Dec 18, 2008|
Apart from now, Bangkok can’t exactly boast the best weather to go walking. But is that the only thing keeping us from enjoying this healthy, free, eco-friendly mode of transportation? Everytime we pound the pavement, we find ourselves tripping over shoddy patch-up jobs, monster potholes and crumbling blocks of cement—not to mention those booby-trap sidewalks that spit gutter filth onto our brand new sneakers. How come walking in Bangkok is such an (mis)adventure? Is it too much to ask for clean, walkable pathways? Can pedestrians, hawkers, motorbikes and cyclists ever share the space? We talked to those who use, clean, ride, walk and work on our streets everyday to find out their thoughts on the subject.
Deunchalerm Khiewpan, 26, pedestrian (consulting analyst)
Do you think that Bangkok is a pedestrian-friendly city?

→ Exercises
**1.** In the article on walking in Bangkok, which groups are named as possibly sharing the space? List every one.
**2.** Answer these questions from the Bangkok walking article:
(a) What date appears at the top?
(b) What three words describe walking as a mode of transportation?
(c) What occupation is given for Deunchalerm Khiewpan?
**3.** Return the stretch of the Bangkok walking article from "Dec 18, 2008|" through "pedestrian (consulting analyst)".
The data after this point is separate material, unrelated to the article on walking in Bangkok.

→ Supplied material
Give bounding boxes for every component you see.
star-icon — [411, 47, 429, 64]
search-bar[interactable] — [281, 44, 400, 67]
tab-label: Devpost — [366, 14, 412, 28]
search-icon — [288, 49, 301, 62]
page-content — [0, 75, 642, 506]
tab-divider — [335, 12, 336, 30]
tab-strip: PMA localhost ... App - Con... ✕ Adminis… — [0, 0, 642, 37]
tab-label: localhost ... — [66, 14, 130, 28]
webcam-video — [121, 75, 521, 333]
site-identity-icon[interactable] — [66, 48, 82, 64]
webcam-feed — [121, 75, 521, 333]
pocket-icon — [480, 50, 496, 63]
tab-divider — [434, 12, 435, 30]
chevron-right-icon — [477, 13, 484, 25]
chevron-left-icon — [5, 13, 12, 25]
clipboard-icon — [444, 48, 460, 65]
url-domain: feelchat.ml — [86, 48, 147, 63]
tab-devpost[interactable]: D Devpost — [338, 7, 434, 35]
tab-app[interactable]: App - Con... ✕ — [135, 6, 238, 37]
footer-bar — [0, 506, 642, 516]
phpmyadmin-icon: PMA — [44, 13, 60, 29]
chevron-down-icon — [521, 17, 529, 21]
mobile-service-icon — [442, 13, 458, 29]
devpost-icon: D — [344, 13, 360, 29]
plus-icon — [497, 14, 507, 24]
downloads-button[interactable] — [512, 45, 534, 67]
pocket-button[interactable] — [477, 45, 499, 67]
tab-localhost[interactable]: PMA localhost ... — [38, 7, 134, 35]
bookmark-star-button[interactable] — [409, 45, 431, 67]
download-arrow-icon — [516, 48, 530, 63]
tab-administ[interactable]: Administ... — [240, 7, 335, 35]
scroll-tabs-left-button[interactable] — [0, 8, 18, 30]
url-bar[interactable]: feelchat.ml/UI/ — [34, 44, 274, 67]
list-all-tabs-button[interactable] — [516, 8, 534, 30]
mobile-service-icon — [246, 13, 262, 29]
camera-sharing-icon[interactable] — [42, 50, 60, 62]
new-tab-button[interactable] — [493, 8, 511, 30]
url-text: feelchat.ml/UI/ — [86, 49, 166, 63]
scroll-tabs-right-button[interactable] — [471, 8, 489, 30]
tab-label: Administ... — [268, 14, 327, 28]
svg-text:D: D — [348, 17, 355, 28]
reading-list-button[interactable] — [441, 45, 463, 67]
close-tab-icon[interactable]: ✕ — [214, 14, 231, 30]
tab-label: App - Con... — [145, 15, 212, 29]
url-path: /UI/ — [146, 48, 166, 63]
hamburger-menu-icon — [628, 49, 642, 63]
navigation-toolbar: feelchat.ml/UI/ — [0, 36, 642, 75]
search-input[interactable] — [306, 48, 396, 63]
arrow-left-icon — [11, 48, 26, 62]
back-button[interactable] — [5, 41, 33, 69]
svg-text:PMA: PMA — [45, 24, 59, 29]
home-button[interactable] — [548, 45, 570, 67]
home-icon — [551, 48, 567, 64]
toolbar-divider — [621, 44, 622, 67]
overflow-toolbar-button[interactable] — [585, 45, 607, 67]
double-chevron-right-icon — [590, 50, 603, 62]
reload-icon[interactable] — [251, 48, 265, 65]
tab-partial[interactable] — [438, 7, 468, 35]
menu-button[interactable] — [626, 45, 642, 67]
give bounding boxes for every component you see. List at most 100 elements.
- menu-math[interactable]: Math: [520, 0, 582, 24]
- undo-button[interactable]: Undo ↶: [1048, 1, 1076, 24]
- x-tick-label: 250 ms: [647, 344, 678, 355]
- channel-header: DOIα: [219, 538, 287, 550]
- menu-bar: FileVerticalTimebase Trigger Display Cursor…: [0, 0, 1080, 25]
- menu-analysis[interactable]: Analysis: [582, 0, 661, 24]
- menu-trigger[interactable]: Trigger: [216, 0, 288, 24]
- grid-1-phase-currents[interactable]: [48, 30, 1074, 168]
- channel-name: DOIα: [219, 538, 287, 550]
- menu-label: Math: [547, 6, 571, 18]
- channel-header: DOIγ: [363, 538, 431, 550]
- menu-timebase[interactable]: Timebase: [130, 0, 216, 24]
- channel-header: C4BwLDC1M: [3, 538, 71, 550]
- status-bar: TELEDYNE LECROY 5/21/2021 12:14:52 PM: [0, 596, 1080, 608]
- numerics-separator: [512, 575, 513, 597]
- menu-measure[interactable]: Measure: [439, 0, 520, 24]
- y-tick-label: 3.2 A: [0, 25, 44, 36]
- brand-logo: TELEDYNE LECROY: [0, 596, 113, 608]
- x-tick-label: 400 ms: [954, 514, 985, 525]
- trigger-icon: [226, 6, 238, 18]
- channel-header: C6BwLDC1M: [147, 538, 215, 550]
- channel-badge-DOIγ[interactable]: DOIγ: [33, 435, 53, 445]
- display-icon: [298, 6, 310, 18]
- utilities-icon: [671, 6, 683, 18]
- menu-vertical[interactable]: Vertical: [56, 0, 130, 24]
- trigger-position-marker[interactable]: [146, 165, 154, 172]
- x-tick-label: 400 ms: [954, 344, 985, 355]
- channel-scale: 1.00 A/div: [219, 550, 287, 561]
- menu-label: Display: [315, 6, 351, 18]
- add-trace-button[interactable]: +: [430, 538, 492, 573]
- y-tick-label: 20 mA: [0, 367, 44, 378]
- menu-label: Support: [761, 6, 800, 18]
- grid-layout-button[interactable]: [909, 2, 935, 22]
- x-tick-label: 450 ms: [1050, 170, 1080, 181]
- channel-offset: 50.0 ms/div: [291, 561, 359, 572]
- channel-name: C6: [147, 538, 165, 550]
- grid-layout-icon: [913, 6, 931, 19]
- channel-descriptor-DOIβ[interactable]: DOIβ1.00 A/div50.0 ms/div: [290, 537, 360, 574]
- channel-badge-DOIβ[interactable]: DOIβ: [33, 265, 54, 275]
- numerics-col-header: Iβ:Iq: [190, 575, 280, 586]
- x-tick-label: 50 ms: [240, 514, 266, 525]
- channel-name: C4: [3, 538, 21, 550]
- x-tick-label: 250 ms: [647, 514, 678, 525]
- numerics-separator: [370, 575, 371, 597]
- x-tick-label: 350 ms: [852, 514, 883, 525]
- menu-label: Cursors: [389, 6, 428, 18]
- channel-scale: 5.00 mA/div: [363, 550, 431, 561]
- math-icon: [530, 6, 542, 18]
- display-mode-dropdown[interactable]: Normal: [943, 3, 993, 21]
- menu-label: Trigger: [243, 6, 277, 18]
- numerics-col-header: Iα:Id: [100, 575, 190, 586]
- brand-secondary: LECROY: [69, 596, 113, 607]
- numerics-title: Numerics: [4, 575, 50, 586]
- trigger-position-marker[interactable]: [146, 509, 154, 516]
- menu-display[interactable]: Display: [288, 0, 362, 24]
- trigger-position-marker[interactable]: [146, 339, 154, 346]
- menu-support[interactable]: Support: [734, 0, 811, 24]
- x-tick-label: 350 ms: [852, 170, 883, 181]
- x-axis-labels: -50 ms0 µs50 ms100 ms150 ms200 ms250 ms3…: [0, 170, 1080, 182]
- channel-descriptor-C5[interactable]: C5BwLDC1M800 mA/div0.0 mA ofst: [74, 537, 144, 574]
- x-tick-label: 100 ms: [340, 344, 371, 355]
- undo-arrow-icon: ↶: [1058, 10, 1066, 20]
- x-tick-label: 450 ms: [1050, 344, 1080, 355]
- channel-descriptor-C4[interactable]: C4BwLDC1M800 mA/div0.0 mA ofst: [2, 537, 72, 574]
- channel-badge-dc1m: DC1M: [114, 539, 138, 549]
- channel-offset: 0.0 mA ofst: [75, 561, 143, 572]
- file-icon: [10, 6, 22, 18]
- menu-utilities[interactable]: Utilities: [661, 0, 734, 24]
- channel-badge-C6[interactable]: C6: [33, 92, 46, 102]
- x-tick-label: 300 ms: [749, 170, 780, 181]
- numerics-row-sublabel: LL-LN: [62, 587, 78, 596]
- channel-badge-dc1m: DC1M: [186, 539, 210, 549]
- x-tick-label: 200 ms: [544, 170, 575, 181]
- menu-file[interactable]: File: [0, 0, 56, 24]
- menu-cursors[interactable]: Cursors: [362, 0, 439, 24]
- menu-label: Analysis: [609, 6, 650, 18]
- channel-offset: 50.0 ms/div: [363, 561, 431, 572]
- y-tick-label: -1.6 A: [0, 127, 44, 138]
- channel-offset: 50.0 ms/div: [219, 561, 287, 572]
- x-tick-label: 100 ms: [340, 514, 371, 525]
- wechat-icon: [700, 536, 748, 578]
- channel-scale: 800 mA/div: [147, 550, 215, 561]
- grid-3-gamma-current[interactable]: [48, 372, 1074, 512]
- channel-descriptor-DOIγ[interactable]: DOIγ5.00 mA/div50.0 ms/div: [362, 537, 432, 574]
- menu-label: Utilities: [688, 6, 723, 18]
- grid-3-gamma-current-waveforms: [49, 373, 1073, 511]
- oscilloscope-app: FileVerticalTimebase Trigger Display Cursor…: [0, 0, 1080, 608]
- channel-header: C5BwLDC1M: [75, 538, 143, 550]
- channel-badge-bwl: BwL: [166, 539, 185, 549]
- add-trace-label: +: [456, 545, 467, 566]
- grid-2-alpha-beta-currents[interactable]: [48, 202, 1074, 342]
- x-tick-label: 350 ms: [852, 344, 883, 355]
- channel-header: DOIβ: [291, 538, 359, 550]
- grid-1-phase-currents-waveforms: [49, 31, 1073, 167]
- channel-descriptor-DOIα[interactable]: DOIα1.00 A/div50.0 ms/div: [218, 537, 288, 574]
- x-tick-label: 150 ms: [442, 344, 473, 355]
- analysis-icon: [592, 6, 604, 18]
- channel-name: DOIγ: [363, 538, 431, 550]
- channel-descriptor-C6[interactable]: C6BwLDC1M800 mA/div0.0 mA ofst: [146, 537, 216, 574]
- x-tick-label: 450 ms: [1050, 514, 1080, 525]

→ Task-by-task results
**1.** Pedestrians, hawkers, motorbikes, cyclists

**2.**
(a) Dec 18, 2008
(b) Healthy, free, eco-friendly
(c) Consulting analyst

**3.**
Dec 18, 2008|
Apart from now, Bangkok can’t exactly boast the best weather to go walking. But is that the only thing keeping us from enjoying this healthy, free, eco-friendly mode of transportation? Everytime we pound the pavement, we find ourselves tripping over shoddy patch-up jobs, monster potholes and crumbling blocks of cement—not to mention those booby-trap sidewalks that spit gutter filth onto our brand new sneakers. How come walking in Bangkok is such an (mis)adventure? Is it too much to ask for clean, walkable pathways? Can pedestrians, hawkers, motorbikes and cyclists ever share the space? We talked to those who use, clean, ride, walk and work on our streets everyday to find out their thoughts on the subject.
Deunchalerm Khiewpan, 26, pedestrian (consulting analyst)